Source data =>
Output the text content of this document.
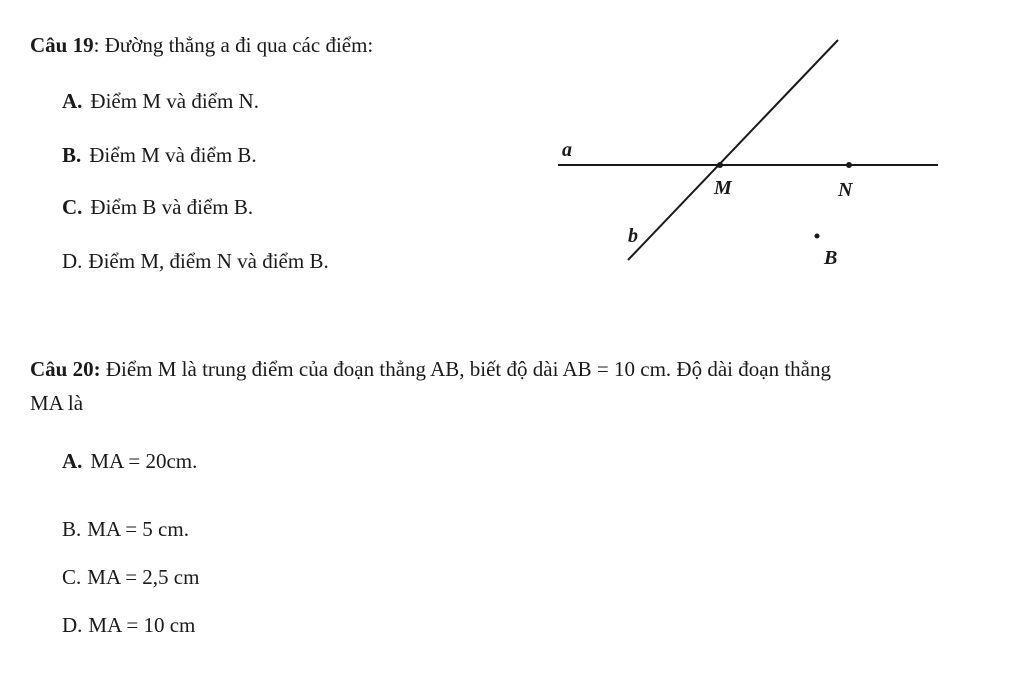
Câu 19: Đường thẳng a đi qua các điểm:
A. Điểm M và điểm N.
B. Điểm M và điểm B.
C. Điểm B và điểm B.
D. Điểm M, điểm N và điểm B.
a
b
M	N
B
Câu 20: Điểm M là trung điểm của đoạn thẳng AB, biết độ dài AB = 10 cm. Độ dài đoạn thẳng
MA là
A. MA = 20cm.
B. MA = 5 cm.
C. MA = 2,5 cm
D. MA = 10 cm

Directions for this task =>
Generate a word-for-word copy of the preceding records, excluding all pictures.

The solution =>
Output the text content of this document.
Câu 19: Đường thẳng a đi qua các điểm:
A. Điểm M và điểm N.
B. Điểm M và điểm B.
C. Điểm B và điểm B.
D. Điểm M, điểm N và điểm B.
a
b
M	N
B
Câu 20: Điểm M là trung điểm của đoạn thẳng AB, biết độ dài AB = 10 cm. Độ dài đoạn thẳng
MA là
A. MA = 20cm.
B. MA = 5 cm.
C. MA = 2,5 cm
D. MA = 10 cm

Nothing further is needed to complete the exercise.